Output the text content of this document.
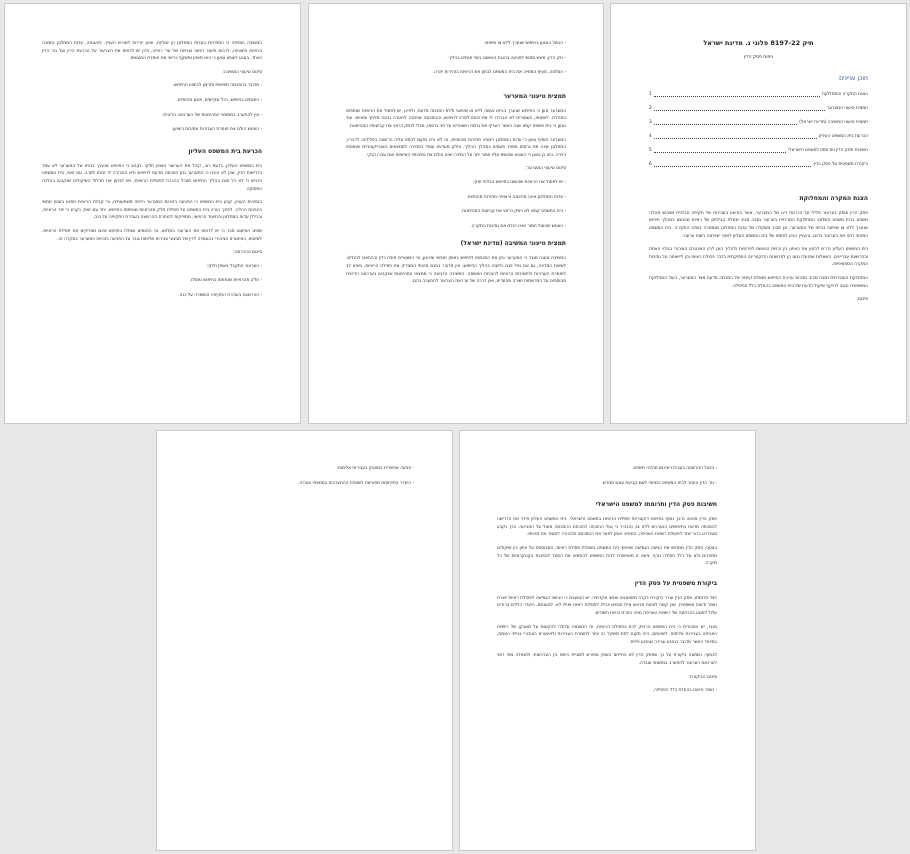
תיק 8197-22 פלוני נ. מדינת ישראל
ניתוח פסק הדין
תוכן עניינים
הצגת המקרה והמחלוקת
1
תמצית טיעוני המערער
2
תמצית טיעוני המשיבה (מדינת ישראל)
3
הכרעת בית המשפט העליון
4
חשיבות פסק הדין ותרומתו למשפט הישראלי
5
ביקורת משפטית על פסק הדין
6
הצגת המקרה והמחלוקת

פסק הדין עוסק בערעור פלילי על הכרעת דינו של המערער, אשר הורשע בעבירות של תקיפה חבלנית ושיבוש מהלכי משפט בבית משפט השלום. המחלוקת המרכזית בערעור נסבה סביב שאלת קבילותן של ראיות שהושגו במהלך חיפוש שנערך ללא צו שיפוטי בביתו של המערער, וכן סביב משקלה של עדות המתלונן שנמסרה בשלב החקירה. בית המשפט המחוזי דחה את הערעור ברובו, והעניין הגיע לפתחו של בית המשפט העליון לאחר שניתנה רשות ערעור.

בית המשפט העליון נדרש לבחון את האיזון בין זכויות הנאשם לפרטיות ולהליך הוגן לבין האינטרס הציבורי בגילוי האמת ובהרשעת עבריינים. השאלות שהועלו נגעו הן לפרשנות הדוקטרינה הפסיקתית בדבר פסילת ראיות והן ליישומה על נסיבות המקרה הספציפיות.

המחלוקת העובדתית נסבה סביב נסיבות עריכת החיפוש ושאלת קיומה של הסכמה מדעת מצד המערער, בעוד המחלוקת המשפטית נגעה להיקף שיקול הדעת של בית המשפט בהחלת כלל הפסילה.

סיכום:
- הכשל הנטען בחיפוש שנערך ללא צו שיפוטי.
- נזק הדין, חשש ממשי לפגיעה בהגנת הנאשם בשל פגמים בהליך.
- המלצה, סעיף המחייב את בית המשפט לבחון את הראיות בזהירות יתרה.
תמצית טיעוני המערער

המערער טען כי החיפוש שנערך בביתו נעשה ללא צו שיפוטי וללא הסכמה מדעת, ולפיכך יש לפסול את הראיות שנתפסו במהלכו. לשיטתו, השוטרים לא הבהירו לו את זכותו לסרב לחיפוש, וההסכמה שניתנה לכאורה נבעה מלחץ ומאיום. עוד נטען כי בית משפט קמא שגה כאשר העדיף את גרסת השוטרים על פני גרסתו, מבלי לנמק כראוי את קביעותיו המהימנות.

המערער הוסיף וטען כי עדות המתלונן רצופה סתירות מהותיות, וכי לא היה מקום לבסס עליה הרשעה בפלילים. לדבריו, המתלונן שינה את גרסתו מספר פעמים במהלך ההליך, וחלק מעדותו עומד בסתירה לממצאים האובייקטיביים שנאספו בזירה. כמו כן נטען כי העונש שהושת עליו חמור יתר על המידה ואינו הולם את נסיבותיו האישיות ואת עברו הנקי.

סיכום טיעוני המערער:
- יש לפסול את הראיות שהושגו בחיפוש הבלתי חוקי.
- עדות המתלונן אינה מהימנה ורצופה סתירות מהותיות.
- בית המשפט קמא לא נימק כראוי את קביעות המהימנות.
- העונש שהוטל חמור ואינו הולם את נסיבות המקרה.
תמצית טיעוני המשיבה (מדינת ישראל)

המשיבה טענה מנגד כי המערער נתן את הסכמתו לחיפוש באופן חופשי ומרצון, וכי השוטרים פעלו כדין ובהתאם לנהלים. לשיטת המדינה, גם אם נפל פגם כלשהו בהליך החיפוש, אין מדובר בפגם מהותי המצדיק את פסילת הראיות, בשים לב לחומרת העבירות ולחשיבות הראיות להוכחת האשמה. המשיבה הדגישה כי ממצאי המהימנות שנקבעו בערכאה הדיונית מבוססים על התרשמות ישירה מהעדים, ואין דרכה של ערכאת הערעור להתערב בהם.

המשיבה הוסיפה כי הסתירות בעדות המתלונן הן שוליות, ואינן יורדות לשורש העניין. לטענתה, עדות המתלונן נתמכה בראיות חיצוניות, לרבות תיעוד רפואי ועדויות של עדי ראייה, ולכן יש לדחות את הערעור על הכרעת הדין ועל גזר הדין כאחד. בנוגע לעונש נטען כי הוא מאוזן ומשקף כראוי את חומרת המעשים.

סיכום טיעוני המשיבה:
- מדובר בהסכמה חופשית ומרצון לביצוע החיפוש.
- הפגמים בחיפוש, ככל שקיימים, אינם מהותיים.
- אין להתערב בממצאי המהימנות של הערכאה הדיונית.
- העונש הולם את חומרת העבירות ונסיבות ביצוען.
הכרעת בית המשפט העליון

בית המשפט העליון, בדעת רוב, קיבל את הערעור באופן חלקי. נקבע כי החיפוש שנערך בביתו של המערער לא עמד בדרישות הדין, שכן לא הוכח כי המערער נתן הסכמה מדעת לחיפוש ולא הובהרה לו זכותו לסרב. עם זאת, בית המשפט הדגיש כי לא כל פגם בהליך החיפוש מוביל בהכרח לפסילת הראיות, ויש לבחון את מכלול השיקולים שנקבעו בהלכה הפסוקה.

בנסיבות העניין, קבע בית המשפט כי הפגיעה בזכויות המערער הייתה משמעותית, וכי קבלת הראיות תפגע באופן ממשי בהגינות ההליך. לפיכך הורה בית המשפט על פסילת חלק מהראיות שנתפסו בחיפוש. יחד עם זאת, נקבע כי יתר הראיות, ובכללן עדות המתלונן והתיעוד הרפואי, מספיקות להותרת ההרשעה בעבירת התקיפה על כנה.

שופט המיעוט סבר כי יש לדחות את הערעור במלואו, וכי הפגמים שנפלו בחיפוש אינם מצדיקים את פסילת הראיות. לשיטתו, האינטרס הציבורי בהעמדה לדין של מבצעי עבירות אלימות גובר על הפגיעה בזכויות המערער במקרה זה.

סיכום ההכרעה:
- הערעור התקבל באופן חלקי.
- חלק מהראיות שנתפסו בחיפוש נפסלו.
- ההרשעה בעבירת התקיפה הושארה על כנה.
- ביטול ההרשעה בעבירת שיבוש מהלכי משפט.
- גזר הדין הוחזר לבית המשפט המחוזי לשם קביעת עונש מחדש.
חשיבות פסק הדין ותרומתו למשפט הישראלי

פסק הדין מהווה נדבך נוסף בפיתוח דוקטרינת פסילת הראיות במשפט הישראלי. בית המשפט העליון חידד את הדרישה להסכמה מדעת בחיפושים הנערכים ללא צו, והבהיר כי נטל ההוכחה להוכחת ההסכמה מוטל על התביעה. בכך נקבע סטנדרט ברור יותר לפעולת רשויות האכיפה, המחייב אותן לתעד את ההסכמה ולהבהיר לחשוד את זכויותיו.

בנוסף, פסק הדין ממחיש את הגישה הגמישה שאימץ בית המשפט בשאלת פסילת ראיות, המבוססת על איזון בין שיקולים מתחרים ולא על כלל פסילה גורף. גישה זו מאפשרת לבית המשפט להתאים את הסעד לנסיבות הקונקרטיות של כל מקרה.

ביקורת משפטית על פסק הדין

לצד תרומתו, פסק הדין עורר ביקורת בקרב משפטנים ואנשי אקדמיה. יש הטוענים כי הגישה הגמישה לפסילת ראיות יוצרת חוסר ודאות משפטית, שכן קשה לצפות מראש אילו פגמים יובילו לפסילת ראיות ואילו לא. לטענתם, היעדר כללים ברורים עלול לפגוע בהרתעה של רשויות האכיפה מפני הפרת זכויות חשודים.

מנגד, יש הסבורים כי בית המשפט הרחיק לכת בפסילת הראיות, וכי התוצאה עלולה להקשות על מאבקן של רשויות האכיפה בעבירות אלימות. לשיטתם, היה מקום לתת משקל רב יותר לחומרת העבירות ולאינטרס הציבורי בגילוי האמת, במיוחד כאשר מדובר בנפגע עבירה שנפגע פיזית.

לבסוף, נשמעה ביקורת על כך שפסק הדין לא התייחס באופן מפורש לסוגיית היחס בין הערכאות, ולשאלה מתי ראוי לערכאת הערעור להתערב בממצאי עובדה.

סיכום הביקורת:
- חוסר ודאות בהחלת כלל הפסילה.
- פגיעה אפשרית במאבק בעבירות אלימות.
- היעדר התייחסות מפורשת לשאלת ההתערבות בממצאי עובדה.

▬▬▬▬▬▬

▶ [Set problem]:
Pull every line holding "לדחות" out of the records.

▶ [Exercise output]:
המשיבה הוסיפה כי הסתירות בעדות המתלונן הן שוליות, ואינן יורדות לשורש העניין. לטענתה, עדות המתלונן נתמכה בראיות חיצוניות, לרבות תיעוד רפואי ועדויות של עדי ראייה, ולכן יש לדחות את הערעור על הכרעת הדין ועל גזר הדין כאחד. בנוגע לעונש נטען כי הוא מאוזן ומשקף כראוי את חומרת המעשים.
שופט המיעוט סבר כי יש לדחות את הערעור במלואו, וכי הפגמים שנפלו בחיפוש אינם מצדיקים את פסילת הראיות. לשיטתו, האינטרס הציבורי בהעמדה לדין של מבצעי עבירות אלימות גובר על הפגיעה בזכויות המערער במקרה זה.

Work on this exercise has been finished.